Extracted records:
::::::::::
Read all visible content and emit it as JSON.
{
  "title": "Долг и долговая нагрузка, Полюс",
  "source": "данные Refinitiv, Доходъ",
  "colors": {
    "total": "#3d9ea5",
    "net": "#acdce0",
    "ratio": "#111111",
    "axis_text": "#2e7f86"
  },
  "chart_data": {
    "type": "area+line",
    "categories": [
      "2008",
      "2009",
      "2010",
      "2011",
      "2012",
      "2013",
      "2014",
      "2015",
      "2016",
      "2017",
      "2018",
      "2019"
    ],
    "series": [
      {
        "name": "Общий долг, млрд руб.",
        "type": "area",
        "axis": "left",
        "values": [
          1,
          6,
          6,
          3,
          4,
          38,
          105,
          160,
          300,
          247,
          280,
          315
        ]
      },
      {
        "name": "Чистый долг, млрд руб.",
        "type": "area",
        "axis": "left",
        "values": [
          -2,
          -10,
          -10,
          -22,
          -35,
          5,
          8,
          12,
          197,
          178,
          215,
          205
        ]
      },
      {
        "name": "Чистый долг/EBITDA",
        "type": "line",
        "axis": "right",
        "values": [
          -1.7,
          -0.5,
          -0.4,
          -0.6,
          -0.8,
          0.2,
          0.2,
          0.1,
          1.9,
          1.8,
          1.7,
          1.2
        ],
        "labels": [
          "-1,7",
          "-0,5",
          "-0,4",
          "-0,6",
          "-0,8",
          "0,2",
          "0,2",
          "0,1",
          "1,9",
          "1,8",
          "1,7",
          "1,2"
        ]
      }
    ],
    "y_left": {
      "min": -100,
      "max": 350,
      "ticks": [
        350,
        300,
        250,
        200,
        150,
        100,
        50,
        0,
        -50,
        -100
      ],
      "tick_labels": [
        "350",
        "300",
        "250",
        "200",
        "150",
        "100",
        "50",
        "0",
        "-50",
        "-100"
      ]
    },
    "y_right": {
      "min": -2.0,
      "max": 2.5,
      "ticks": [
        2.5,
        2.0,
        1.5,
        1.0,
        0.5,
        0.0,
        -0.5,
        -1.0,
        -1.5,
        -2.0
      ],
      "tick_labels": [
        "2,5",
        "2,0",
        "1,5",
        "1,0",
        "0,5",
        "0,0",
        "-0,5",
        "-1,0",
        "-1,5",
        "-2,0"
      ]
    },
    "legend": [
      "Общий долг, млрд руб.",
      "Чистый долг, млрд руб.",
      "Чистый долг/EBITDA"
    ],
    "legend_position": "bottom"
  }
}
::::::::::
State the number of lines in the records that include "EBITDA", and write nothing else.

2